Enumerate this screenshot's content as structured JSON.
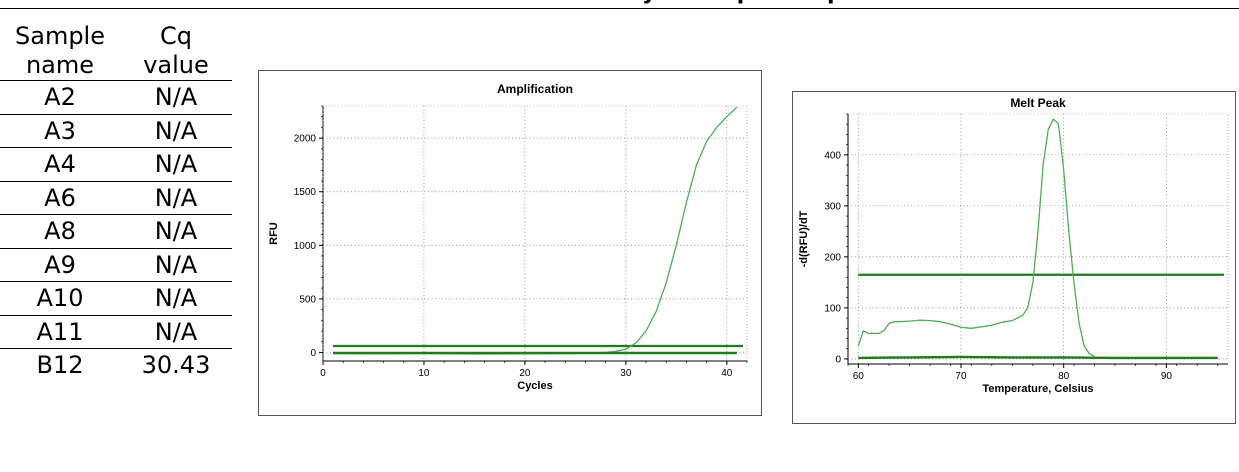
{
  "page_heading": "ssual RT-PCR data analysis in qPCR report",
  "table": {
    "headers": [
      "Sample name",
      "Cq value"
    ],
    "rows": [
      {
        "name": "A2",
        "cq": "N/A"
      },
      {
        "name": "A3",
        "cq": "N/A"
      },
      {
        "name": "A4",
        "cq": "N/A"
      },
      {
        "name": "A6",
        "cq": "N/A"
      },
      {
        "name": "A8",
        "cq": "N/A"
      },
      {
        "name": "A9",
        "cq": "N/A"
      },
      {
        "name": "A10",
        "cq": "N/A"
      },
      {
        "name": "A11",
        "cq": "N/A"
      },
      {
        "name": "B12",
        "cq": "30.43"
      }
    ]
  },
  "colors": {
    "curve": "#4caf50",
    "threshold": "#1e7b1e",
    "baseline": "#1e7b1e"
  },
  "chart_data": [
    {
      "type": "line",
      "title": "Amplification",
      "xlabel": "Cycles",
      "ylabel": "RFU",
      "xlim": [
        0,
        42
      ],
      "ylim": [
        -80,
        2300
      ],
      "xticks": [
        0,
        10,
        20,
        30,
        40
      ],
      "yticks": [
        0,
        500,
        1000,
        1500,
        2000
      ],
      "grid": true,
      "threshold": 60,
      "series": [
        {
          "x": [
            1,
            5,
            10,
            15,
            20,
            25,
            27,
            28,
            29,
            30,
            31,
            32,
            33,
            34,
            35,
            36,
            37,
            38,
            39,
            40,
            41
          ],
          "y": [
            -10,
            -12,
            -10,
            -15,
            -12,
            -10,
            -5,
            0,
            10,
            30,
            90,
            200,
            380,
            650,
            1000,
            1400,
            1750,
            1970,
            2100,
            2200,
            2290
          ]
        },
        {
          "x": [
            1,
            41
          ],
          "y": [
            -5,
            -5
          ]
        }
      ]
    },
    {
      "type": "line",
      "title": "Melt Peak",
      "xlabel": "Temperature, Celsius",
      "ylabel": "-d(RFU)/dT",
      "xlim": [
        59,
        96
      ],
      "ylim": [
        -10,
        480
      ],
      "xticks": [
        60,
        70,
        80,
        90
      ],
      "yticks": [
        0,
        100,
        200,
        300,
        400
      ],
      "grid": true,
      "threshold": 165,
      "series": [
        {
          "x": [
            60,
            60.5,
            61,
            62,
            62.5,
            63,
            63.5,
            64,
            65,
            66,
            67,
            68,
            69,
            70,
            71,
            72,
            73,
            74,
            75,
            76,
            76.5,
            77,
            77.5,
            78,
            78.5,
            79,
            79.5,
            80,
            80.5,
            81,
            81.5,
            82,
            82.5,
            83
          ],
          "y": [
            25,
            55,
            50,
            50,
            55,
            70,
            73,
            73,
            74,
            76,
            75,
            73,
            68,
            62,
            60,
            63,
            66,
            72,
            75,
            85,
            100,
            150,
            250,
            380,
            450,
            470,
            460,
            370,
            250,
            150,
            70,
            25,
            10,
            5
          ]
        },
        {
          "x": [
            60,
            65,
            70,
            75,
            80,
            85,
            90,
            95
          ],
          "y": [
            2,
            3,
            4,
            3,
            3,
            2,
            2,
            2
          ]
        }
      ]
    }
  ]
}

-=-=-=-=-

Scan the records above for the string "xlabel", then report every line that contains it.

### Exercise output
      "xlabel": "Cycles",
      "xlabel": "Temperature, Celsius",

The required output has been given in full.